(Transcript entries for document pages)
>>>

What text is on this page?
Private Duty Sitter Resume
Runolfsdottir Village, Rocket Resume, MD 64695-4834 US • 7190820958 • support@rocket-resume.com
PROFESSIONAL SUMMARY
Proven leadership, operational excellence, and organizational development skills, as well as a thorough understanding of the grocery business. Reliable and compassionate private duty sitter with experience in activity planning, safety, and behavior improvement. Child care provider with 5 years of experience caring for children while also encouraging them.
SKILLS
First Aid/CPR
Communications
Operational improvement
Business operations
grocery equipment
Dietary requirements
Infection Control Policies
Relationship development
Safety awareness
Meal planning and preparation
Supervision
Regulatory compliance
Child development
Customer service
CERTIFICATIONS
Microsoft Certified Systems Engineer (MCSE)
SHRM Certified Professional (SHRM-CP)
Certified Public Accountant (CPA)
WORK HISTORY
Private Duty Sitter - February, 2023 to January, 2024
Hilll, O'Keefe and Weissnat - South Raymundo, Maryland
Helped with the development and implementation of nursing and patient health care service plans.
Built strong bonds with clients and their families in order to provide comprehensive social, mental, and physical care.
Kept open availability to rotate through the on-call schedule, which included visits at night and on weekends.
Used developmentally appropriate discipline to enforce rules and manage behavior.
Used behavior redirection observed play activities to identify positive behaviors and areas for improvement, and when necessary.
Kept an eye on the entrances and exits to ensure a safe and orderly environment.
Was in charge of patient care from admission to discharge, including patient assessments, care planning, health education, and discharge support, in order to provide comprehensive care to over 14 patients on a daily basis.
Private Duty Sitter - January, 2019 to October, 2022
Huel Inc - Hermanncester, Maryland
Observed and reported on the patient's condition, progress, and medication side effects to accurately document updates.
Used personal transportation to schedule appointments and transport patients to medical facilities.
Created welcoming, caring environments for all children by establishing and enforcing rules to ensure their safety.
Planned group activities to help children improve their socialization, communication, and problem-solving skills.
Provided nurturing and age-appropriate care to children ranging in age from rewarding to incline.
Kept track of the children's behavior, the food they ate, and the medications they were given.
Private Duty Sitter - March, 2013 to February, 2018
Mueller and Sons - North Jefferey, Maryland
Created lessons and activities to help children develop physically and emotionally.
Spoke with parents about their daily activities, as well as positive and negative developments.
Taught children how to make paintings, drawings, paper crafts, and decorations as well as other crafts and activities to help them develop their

<<<

> [Assigned task]:
Your response should consist of the records, printed exactly.

> [Written response]:
What text is on this page?
Private Duty Sitter Resume
Runolfsdottir Village, Rocket Resume, MD 64695-4834 US • 7190820958 • support@rocket-resume.com
PROFESSIONAL SUMMARY
Proven leadership, operational excellence, and organizational development skills, as well as a thorough understanding of the grocery business. Reliable and compassionate private duty sitter with experience in activity planning, safety, and behavior improvement. Child care provider with 5 years of experience caring for children while also encouraging them.
SKILLS
First Aid/CPR
Communications
Operational improvement
Business operations
grocery equipment
Dietary requirements
Infection Control Policies
Relationship development
Safety awareness
Meal planning and preparation
Supervision
Regulatory compliance
Child development
Customer service
CERTIFICATIONS
Microsoft Certified Systems Engineer (MCSE)
SHRM Certified Professional (SHRM-CP)
Certified Public Accountant (CPA)
WORK HISTORY
Private Duty Sitter - February, 2023 to January, 2024
Hilll, O'Keefe and Weissnat - South Raymundo, Maryland
Helped with the development and implementation of nursing and patient health care service plans.
Built strong bonds with clients and their families in order to provide comprehensive social, mental, and physical care.
Kept open availability to rotate through the on-call schedule, which included visits at night and on weekends.
Used developmentally appropriate discipline to enforce rules and manage behavior.
Used behavior redirection observed play activities to identify positive behaviors and areas for improvement, and when necessary.
Kept an eye on the entrances and exits to ensure a safe and orderly environment.
Was in charge of patient care from admission to discharge, including patient assessments, care planning, health education, and discharge support, in order to provide comprehensive care to over 14 patients on a daily basis.
Private Duty Sitter - January, 2019 to October, 2022
Huel Inc - Hermanncester, Maryland
Observed and reported on the patient's condition, progress, and medication side effects to accurately document updates.
Used personal transportation to schedule appointments and transport patients to medical facilities.
Created welcoming, caring environments for all children by establishing and enforcing rules to ensure their safety.
Planned group activities to help children improve their socialization, communication, and problem-solving skills.
Provided nurturing and age-appropriate care to children ranging in age from rewarding to incline.
Kept track of the children's behavior, the food they ate, and the medications they were given.
Private Duty Sitter - March, 2013 to February, 2018
Mueller and Sons - North Jefferey, Maryland
Created lessons and activities to help children develop physically and emotionally.
Spoke with parents about their daily activities, as well as positive and negative developments.
Taught children how to make paintings, drawings, paper crafts, and decorations as well as other crafts and activities to help them develop their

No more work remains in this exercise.